Given problem:
Print all the data, keeping every line exactly as it is.

(Structured figure records)
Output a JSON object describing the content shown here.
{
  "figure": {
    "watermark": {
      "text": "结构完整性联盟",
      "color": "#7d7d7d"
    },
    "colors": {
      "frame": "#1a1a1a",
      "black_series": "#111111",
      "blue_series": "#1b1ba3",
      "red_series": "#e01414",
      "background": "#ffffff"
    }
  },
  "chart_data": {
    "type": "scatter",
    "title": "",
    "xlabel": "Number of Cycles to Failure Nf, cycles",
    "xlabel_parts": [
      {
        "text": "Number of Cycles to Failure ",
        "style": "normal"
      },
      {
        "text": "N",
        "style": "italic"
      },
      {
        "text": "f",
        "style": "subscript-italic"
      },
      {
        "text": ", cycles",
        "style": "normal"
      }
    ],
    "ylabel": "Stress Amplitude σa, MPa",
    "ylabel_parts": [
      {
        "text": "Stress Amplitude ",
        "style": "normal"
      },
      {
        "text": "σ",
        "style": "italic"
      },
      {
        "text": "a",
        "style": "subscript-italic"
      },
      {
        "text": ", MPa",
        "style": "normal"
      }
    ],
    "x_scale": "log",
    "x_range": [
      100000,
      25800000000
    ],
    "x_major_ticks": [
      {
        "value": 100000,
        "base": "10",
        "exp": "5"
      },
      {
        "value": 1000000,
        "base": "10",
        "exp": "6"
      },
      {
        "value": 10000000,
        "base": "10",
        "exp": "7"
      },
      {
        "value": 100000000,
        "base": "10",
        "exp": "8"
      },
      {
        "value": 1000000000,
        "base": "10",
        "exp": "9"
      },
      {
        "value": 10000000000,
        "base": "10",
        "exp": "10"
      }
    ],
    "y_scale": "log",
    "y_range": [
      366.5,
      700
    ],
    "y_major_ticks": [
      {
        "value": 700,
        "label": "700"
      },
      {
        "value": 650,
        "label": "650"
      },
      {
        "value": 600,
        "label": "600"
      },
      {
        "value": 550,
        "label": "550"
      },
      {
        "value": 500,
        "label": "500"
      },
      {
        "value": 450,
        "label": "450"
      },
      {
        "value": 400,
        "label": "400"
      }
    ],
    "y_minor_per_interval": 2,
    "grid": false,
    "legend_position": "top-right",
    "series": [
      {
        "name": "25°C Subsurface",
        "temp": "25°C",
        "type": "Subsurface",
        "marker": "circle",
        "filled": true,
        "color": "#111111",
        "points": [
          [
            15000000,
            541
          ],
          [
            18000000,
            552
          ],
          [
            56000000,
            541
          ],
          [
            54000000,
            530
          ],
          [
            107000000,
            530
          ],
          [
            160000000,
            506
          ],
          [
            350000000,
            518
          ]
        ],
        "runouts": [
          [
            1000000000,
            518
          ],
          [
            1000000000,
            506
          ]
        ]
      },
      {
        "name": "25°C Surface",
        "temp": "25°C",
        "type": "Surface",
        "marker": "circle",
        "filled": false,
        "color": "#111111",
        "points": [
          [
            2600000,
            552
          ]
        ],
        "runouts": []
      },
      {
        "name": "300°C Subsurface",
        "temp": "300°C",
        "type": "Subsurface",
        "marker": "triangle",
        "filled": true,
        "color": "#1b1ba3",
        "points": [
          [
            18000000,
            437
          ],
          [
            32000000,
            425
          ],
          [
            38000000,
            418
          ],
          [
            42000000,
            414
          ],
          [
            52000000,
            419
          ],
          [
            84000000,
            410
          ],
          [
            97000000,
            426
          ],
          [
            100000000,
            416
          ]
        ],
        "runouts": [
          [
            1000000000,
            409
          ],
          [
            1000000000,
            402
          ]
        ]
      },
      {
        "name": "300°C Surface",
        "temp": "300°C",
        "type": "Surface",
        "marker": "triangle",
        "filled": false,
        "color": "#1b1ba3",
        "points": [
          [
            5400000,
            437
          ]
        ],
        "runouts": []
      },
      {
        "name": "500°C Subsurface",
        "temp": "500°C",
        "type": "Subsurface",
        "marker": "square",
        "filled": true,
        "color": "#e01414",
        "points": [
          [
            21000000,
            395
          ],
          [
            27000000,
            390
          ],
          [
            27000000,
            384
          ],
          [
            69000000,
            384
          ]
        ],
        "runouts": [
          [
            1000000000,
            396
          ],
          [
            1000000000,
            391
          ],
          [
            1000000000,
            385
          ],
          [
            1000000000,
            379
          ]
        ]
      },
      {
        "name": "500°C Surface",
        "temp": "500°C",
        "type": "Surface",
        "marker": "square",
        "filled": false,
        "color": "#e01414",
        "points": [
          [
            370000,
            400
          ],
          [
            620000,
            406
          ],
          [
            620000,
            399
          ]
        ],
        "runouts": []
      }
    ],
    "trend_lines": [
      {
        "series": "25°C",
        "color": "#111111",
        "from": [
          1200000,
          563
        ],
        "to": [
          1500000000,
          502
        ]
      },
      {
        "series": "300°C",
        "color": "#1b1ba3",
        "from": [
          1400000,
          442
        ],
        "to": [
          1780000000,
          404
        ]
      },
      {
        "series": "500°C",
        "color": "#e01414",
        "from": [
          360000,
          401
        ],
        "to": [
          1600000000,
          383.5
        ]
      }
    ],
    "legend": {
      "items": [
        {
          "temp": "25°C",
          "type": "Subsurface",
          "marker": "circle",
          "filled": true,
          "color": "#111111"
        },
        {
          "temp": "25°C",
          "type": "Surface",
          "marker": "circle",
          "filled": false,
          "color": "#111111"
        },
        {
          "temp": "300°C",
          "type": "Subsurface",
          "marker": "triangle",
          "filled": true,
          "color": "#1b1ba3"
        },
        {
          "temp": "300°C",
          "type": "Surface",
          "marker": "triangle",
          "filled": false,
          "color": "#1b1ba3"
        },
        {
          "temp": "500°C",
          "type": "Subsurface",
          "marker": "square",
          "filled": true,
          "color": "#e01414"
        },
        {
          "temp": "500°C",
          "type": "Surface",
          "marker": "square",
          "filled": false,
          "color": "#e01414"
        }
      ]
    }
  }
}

Completed task:
Output a JSON object describing the content shown here.
{
  "figure": {
    "watermark": {
      "text": "结构完整性联盟",
      "color": "#7d7d7d"
    },
    "colors": {
      "frame": "#1a1a1a",
      "black_series": "#111111",
      "blue_series": "#1b1ba3",
      "red_series": "#e01414",
      "background": "#ffffff"
    }
  },
  "chart_data": {
    "type": "scatter",
    "title": "",
    "xlabel": "Number of Cycles to Failure Nf, cycles",
    "xlabel_parts": [
      {
        "text": "Number of Cycles to Failure ",
        "style": "normal"
      },
      {
        "text": "N",
        "style": "italic"
      },
      {
        "text": "f",
        "style": "subscript-italic"
      },
      {
        "text": ", cycles",
        "style": "normal"
      }
    ],
    "ylabel": "Stress Amplitude σa, MPa",
    "ylabel_parts": [
      {
        "text": "Stress Amplitude ",
        "style": "normal"
      },
      {
        "text": "σ",
        "style": "italic"
      },
      {
        "text": "a",
        "style": "subscript-italic"
      },
      {
        "text": ", MPa",
        "style": "normal"
      }
    ],
    "x_scale": "log",
    "x_range": [
      100000,
      25800000000
    ],
    "x_major_ticks": [
      {
        "value": 100000,
        "base": "10",
        "exp": "5"
      },
      {
        "value": 1000000,
        "base": "10",
        "exp": "6"
      },
      {
        "value": 10000000,
        "base": "10",
        "exp": "7"
      },
      {
        "value": 100000000,
        "base": "10",
        "exp": "8"
      },
      {
        "value": 1000000000,
        "base": "10",
        "exp": "9"
      },
      {
        "value": 10000000000,
        "base": "10",
        "exp": "10"
      }
    ],
    "y_scale": "log",
    "y_range": [
      366.5,
      700
    ],
    "y_major_ticks": [
      {
        "value": 700,
        "label": "700"
      },
      {
        "value": 650,
        "label": "650"
      },
      {
        "value": 600,
        "label": "600"
      },
      {
        "value": 550,
        "label": "550"
      },
      {
        "value": 500,
        "label": "500"
      },
      {
        "value": 450,
        "label": "450"
      },
      {
        "value": 400,
        "label": "400"
      }
    ],
    "y_minor_per_interval": 2,
    "grid": false,
    "legend_position": "top-right",
    "series": [
      {
        "name": "25°C Subsurface",
        "temp": "25°C",
        "type": "Subsurface",
        "marker": "circle",
        "filled": true,
        "color": "#111111",
        "points": [
          [
            15000000,
            541
          ],
          [
            18000000,
            552
          ],
          [
            56000000,
            541
          ],
          [
            54000000,
            530
          ],
          [
            107000000,
            530
          ],
          [
            160000000,
            506
          ],
          [
            350000000,
            518
          ]
        ],
        "runouts": [
          [
            1000000000,
            518
          ],
          [
            1000000000,
            506
          ]
        ]
      },
      {
        "name": "25°C Surface",
        "temp": "25°C",
        "type": "Surface",
        "marker": "circle",
        "filled": false,
        "color": "#111111",
        "points": [
          [
            2600000,
            552
          ]
        ],
        "runouts": []
      },
      {
        "name": "300°C Subsurface",
        "temp": "300°C",
        "type": "Subsurface",
        "marker": "triangle",
        "filled": true,
        "color": "#1b1ba3",
        "points": [
          [
            18000000,
            437
          ],
          [
            32000000,
            425
          ],
          [
            38000000,
            418
          ],
          [
            42000000,
            414
          ],
          [
            52000000,
            419
          ],
          [
            84000000,
            410
          ],
          [
            97000000,
            426
          ],
          [
            100000000,
            416
          ]
        ],
        "runouts": [
          [
            1000000000,
            409
          ],
          [
            1000000000,
            402
          ]
        ]
      },
      {
        "name": "300°C Surface",
        "temp": "300°C",
        "type": "Surface",
        "marker": "triangle",
        "filled": false,
        "color": "#1b1ba3",
        "points": [
          [
            5400000,
            437
          ]
        ],
        "runouts": []
      },
      {
        "name": "500°C Subsurface",
        "temp": "500°C",
        "type": "Subsurface",
        "marker": "square",
        "filled": true,
        "color": "#e01414",
        "points": [
          [
            21000000,
            395
          ],
          [
            27000000,
            390
          ],
          [
            27000000,
            384
          ],
          [
            69000000,
            384
          ]
        ],
        "runouts": [
          [
            1000000000,
            396
          ],
          [
            1000000000,
            391
          ],
          [
            1000000000,
            385
          ],
          [
            1000000000,
            379
          ]
        ]
      },
      {
        "name": "500°C Surface",
        "temp": "500°C",
        "type": "Surface",
        "marker": "square",
        "filled": false,
        "color": "#e01414",
        "points": [
          [
            370000,
            400
          ],
          [
            620000,
            406
          ],
          [
            620000,
            399
          ]
        ],
        "runouts": []
      }
    ],
    "trend_lines": [
      {
        "series": "25°C",
        "color": "#111111",
        "from": [
          1200000,
          563
        ],
        "to": [
          1500000000,
          502
        ]
      },
      {
        "series": "300°C",
        "color": "#1b1ba3",
        "from": [
          1400000,
          442
        ],
        "to": [
          1780000000,
          404
        ]
      },
      {
        "series": "500°C",
        "color": "#e01414",
        "from": [
          360000,
          401
        ],
        "to": [
          1600000000,
          383.5
        ]
      }
    ],
    "legend": {
      "items": [
        {
          "temp": "25°C",
          "type": "Subsurface",
          "marker": "circle",
          "filled": true,
          "color": "#111111"
        },
        {
          "temp": "25°C",
          "type": "Surface",
          "marker": "circle",
          "filled": false,
          "color": "#111111"
        },
        {
          "temp": "300°C",
          "type": "Subsurface",
          "marker": "triangle",
          "filled": true,
          "color": "#1b1ba3"
        },
        {
          "temp": "300°C",
          "type": "Surface",
          "marker": "triangle",
          "filled": false,
          "color": "#1b1ba3"
        },
        {
          "temp": "500°C",
          "type": "Subsurface",
          "marker": "square",
          "filled": true,
          "color": "#e01414"
        },
        {
          "temp": "500°C",
          "type": "Surface",
          "marker": "square",
          "filled": false,
          "color": "#e01414"
        }
      ]
    }
  }
}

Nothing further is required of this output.